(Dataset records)
>>>

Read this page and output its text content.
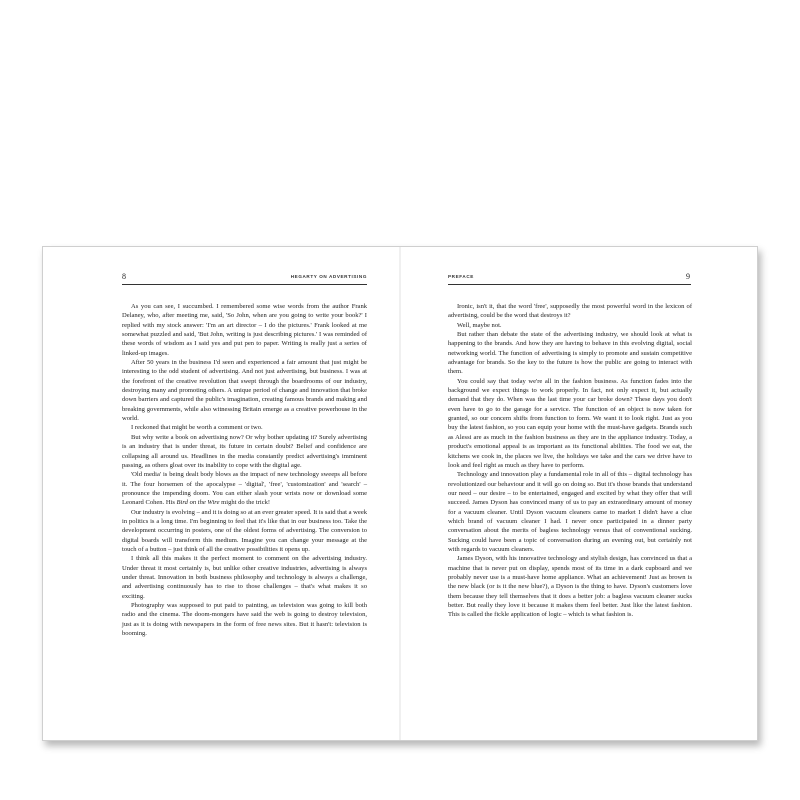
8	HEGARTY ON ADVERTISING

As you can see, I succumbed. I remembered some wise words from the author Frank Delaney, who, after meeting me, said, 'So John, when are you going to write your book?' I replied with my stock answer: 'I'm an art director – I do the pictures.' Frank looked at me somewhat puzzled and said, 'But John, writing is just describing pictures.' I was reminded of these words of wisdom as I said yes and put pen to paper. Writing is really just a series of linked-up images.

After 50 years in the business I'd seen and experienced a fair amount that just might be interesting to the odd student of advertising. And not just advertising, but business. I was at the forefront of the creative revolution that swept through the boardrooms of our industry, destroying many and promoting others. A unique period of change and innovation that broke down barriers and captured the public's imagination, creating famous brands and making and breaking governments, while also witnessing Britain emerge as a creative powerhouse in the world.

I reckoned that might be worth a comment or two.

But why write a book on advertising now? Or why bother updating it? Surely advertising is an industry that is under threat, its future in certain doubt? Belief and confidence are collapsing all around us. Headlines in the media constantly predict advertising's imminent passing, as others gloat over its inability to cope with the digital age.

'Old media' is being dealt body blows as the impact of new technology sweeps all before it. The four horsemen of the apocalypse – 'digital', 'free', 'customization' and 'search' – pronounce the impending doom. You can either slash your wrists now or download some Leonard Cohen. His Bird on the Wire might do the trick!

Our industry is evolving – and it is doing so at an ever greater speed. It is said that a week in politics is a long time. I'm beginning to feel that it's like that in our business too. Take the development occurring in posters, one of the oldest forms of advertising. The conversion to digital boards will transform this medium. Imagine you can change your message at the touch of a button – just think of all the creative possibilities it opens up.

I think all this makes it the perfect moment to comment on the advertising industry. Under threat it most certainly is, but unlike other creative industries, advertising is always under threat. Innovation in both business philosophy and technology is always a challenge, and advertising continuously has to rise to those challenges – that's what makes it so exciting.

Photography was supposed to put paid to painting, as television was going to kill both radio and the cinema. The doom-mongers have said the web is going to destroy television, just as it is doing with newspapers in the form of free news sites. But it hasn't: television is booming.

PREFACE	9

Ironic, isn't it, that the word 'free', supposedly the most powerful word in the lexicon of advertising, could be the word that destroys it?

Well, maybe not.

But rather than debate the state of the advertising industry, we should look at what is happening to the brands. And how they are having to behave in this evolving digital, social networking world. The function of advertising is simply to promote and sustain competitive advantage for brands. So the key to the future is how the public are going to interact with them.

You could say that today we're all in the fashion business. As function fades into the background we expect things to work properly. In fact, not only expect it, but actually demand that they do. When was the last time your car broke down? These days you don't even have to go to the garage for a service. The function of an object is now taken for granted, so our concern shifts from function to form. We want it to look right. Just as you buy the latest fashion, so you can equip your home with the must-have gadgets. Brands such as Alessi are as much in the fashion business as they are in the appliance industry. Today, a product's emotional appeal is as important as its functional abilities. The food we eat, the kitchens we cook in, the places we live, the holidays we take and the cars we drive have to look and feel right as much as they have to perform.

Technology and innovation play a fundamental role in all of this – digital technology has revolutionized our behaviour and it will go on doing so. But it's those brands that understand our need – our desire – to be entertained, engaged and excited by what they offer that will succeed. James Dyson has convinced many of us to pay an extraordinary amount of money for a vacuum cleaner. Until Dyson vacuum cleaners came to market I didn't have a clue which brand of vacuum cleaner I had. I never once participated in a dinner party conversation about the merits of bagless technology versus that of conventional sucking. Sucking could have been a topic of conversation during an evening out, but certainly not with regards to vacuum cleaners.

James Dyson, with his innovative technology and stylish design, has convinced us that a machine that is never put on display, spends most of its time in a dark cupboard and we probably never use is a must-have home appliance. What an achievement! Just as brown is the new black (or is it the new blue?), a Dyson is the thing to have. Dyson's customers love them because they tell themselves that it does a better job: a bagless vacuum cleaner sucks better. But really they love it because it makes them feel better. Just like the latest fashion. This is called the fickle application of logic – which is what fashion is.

<<<

- **EXERCISE AIM**:
Using the records above, copy every line that has the word "comment" in it.

- **EXERCISE ANSWER**:
I reckoned that might be worth a comment or two.
I think all this makes it the perfect moment to comment on the advertising industry. Under threat it most certainly is, but unlike other creative industries, advertising is always under threat. Innovation in both business philosophy and technology is always a challenge, and advertising continuously has to rise to those challenges – that's what makes it so exciting.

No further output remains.